begin

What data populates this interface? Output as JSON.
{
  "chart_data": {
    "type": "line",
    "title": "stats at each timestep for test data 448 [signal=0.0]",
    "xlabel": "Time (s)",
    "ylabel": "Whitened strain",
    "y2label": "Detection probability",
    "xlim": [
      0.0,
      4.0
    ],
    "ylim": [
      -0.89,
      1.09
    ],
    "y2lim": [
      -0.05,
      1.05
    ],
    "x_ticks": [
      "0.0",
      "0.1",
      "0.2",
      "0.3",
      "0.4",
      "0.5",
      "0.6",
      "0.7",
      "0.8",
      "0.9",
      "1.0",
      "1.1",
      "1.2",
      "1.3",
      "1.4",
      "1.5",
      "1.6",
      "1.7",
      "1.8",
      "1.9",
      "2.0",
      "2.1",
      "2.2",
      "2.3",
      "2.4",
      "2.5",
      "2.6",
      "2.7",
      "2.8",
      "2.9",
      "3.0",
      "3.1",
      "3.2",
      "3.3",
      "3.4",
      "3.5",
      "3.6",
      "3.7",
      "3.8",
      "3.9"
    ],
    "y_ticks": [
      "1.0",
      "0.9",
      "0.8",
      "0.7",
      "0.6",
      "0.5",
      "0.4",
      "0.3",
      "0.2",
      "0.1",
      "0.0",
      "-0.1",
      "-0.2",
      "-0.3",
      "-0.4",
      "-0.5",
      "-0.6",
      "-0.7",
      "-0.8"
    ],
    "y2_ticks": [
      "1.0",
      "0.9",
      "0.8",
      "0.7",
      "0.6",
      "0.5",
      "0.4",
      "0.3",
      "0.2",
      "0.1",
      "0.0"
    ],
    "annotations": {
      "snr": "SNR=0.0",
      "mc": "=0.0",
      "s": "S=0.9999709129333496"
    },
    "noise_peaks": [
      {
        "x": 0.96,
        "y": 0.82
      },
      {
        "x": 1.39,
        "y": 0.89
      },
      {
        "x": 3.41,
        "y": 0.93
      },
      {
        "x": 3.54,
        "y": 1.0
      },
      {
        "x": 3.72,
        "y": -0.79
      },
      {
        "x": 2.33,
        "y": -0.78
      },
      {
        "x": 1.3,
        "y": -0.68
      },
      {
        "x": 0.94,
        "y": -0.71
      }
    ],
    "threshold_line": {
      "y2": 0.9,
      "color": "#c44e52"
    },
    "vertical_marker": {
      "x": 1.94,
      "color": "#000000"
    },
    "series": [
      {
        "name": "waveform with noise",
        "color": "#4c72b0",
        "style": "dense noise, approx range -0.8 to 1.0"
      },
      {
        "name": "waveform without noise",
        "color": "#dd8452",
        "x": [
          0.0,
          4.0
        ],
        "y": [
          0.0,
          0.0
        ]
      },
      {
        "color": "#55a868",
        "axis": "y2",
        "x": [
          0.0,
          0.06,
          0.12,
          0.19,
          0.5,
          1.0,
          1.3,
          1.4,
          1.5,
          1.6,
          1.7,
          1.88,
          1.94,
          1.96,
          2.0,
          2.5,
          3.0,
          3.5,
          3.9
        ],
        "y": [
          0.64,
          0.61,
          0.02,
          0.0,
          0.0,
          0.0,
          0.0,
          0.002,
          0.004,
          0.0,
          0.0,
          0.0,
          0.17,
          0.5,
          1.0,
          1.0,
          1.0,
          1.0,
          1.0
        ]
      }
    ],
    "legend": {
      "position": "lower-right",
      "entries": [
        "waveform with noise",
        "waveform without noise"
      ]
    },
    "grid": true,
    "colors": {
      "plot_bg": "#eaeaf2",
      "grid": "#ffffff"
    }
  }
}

end

- Objective -
In the lines above, locate the string "waveform". Copy every line where it occurs.

- Solution -
        "name": "waveform with noise",
        "name": "waveform without noise",
        "waveform with noise",
        "waveform without noise"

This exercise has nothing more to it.